WHAT THE TASK ASKS:
Scan the lines below; pull out those with "请在每小题所给的".

——————————

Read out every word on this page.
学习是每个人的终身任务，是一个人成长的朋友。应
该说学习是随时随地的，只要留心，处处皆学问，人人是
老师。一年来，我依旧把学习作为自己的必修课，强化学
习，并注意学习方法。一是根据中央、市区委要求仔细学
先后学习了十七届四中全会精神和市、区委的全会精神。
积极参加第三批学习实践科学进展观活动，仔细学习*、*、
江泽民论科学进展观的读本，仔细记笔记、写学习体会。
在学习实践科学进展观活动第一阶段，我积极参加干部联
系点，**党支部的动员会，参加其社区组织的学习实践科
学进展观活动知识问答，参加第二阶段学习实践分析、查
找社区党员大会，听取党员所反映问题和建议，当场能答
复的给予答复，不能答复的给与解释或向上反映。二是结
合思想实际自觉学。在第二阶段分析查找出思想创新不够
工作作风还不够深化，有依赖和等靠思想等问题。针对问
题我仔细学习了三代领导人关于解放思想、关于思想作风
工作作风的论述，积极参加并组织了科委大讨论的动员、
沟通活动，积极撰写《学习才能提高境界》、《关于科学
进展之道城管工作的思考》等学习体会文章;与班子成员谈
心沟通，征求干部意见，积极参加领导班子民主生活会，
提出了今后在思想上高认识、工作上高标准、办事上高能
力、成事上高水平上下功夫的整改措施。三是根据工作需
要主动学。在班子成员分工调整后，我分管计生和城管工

——————————

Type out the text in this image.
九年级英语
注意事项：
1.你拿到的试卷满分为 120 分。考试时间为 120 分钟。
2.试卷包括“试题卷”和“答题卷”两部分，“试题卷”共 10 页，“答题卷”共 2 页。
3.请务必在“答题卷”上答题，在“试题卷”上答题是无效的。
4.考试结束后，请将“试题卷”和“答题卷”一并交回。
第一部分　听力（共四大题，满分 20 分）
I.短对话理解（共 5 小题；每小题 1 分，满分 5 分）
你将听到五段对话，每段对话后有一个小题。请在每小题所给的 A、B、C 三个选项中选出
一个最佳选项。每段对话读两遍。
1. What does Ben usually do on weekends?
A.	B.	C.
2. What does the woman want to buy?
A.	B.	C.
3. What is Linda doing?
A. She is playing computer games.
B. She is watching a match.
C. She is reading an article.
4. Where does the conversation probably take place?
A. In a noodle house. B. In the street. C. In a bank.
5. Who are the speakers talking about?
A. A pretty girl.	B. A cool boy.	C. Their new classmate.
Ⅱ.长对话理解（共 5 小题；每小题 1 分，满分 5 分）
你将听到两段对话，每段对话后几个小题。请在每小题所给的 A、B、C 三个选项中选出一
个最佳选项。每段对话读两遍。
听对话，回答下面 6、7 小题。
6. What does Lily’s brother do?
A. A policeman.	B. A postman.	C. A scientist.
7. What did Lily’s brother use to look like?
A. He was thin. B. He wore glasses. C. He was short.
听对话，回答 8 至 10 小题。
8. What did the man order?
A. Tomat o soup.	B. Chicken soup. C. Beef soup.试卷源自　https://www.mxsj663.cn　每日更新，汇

——————————

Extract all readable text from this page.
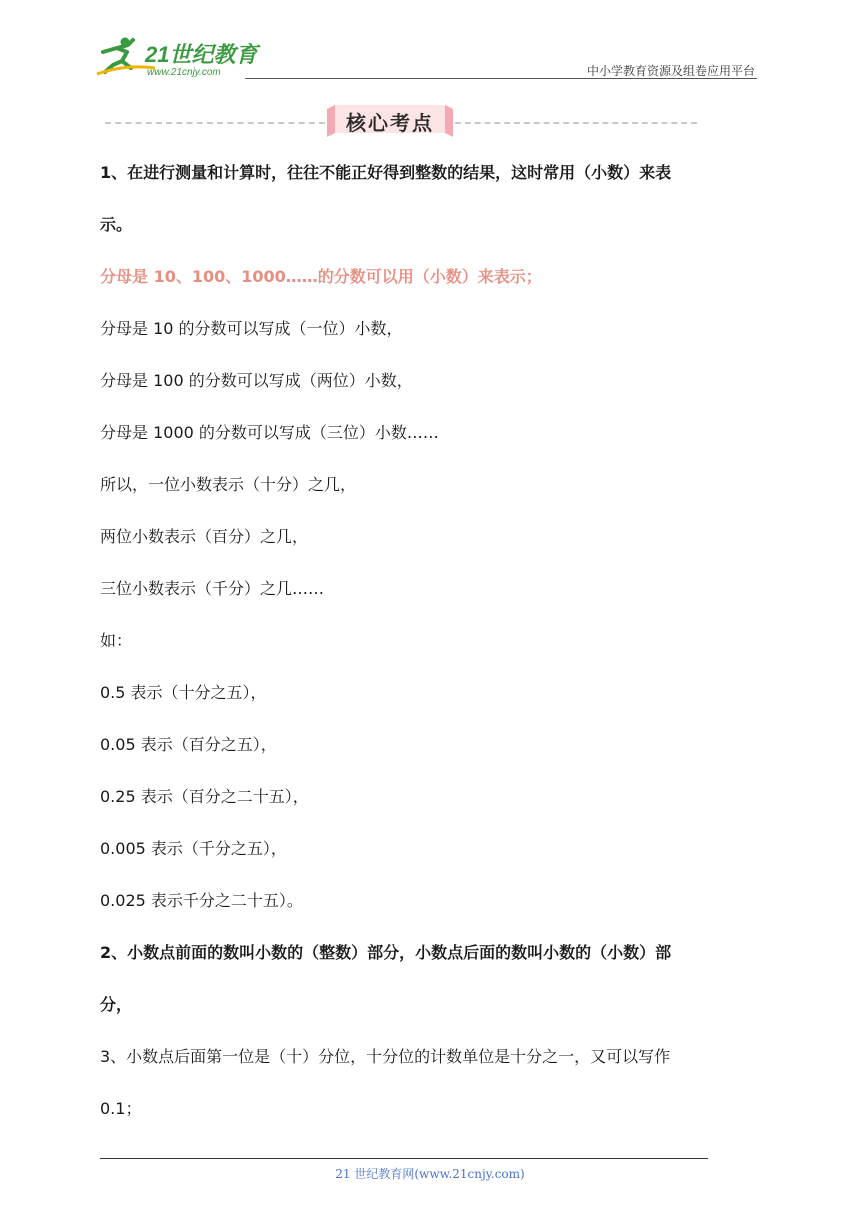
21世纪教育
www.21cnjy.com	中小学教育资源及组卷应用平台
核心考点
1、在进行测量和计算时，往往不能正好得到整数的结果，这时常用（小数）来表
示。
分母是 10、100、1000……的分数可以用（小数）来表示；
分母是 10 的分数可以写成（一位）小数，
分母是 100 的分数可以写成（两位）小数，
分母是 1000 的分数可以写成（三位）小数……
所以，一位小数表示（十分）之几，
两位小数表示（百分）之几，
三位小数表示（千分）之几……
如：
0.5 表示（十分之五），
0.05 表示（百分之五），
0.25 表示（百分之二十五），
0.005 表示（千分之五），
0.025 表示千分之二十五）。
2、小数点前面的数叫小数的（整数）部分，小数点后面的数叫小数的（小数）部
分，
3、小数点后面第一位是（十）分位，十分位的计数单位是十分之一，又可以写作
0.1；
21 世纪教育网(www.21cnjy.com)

——————————

EXERCISE OUTPUT:
你将听到五段对话，每段对话后有一个小题。请在每小题所给的 A、B、C 三个选项中选出
你将听到两段对话，每段对话后几个小题。请在每小题所给的 A、B、C 三个选项中选出一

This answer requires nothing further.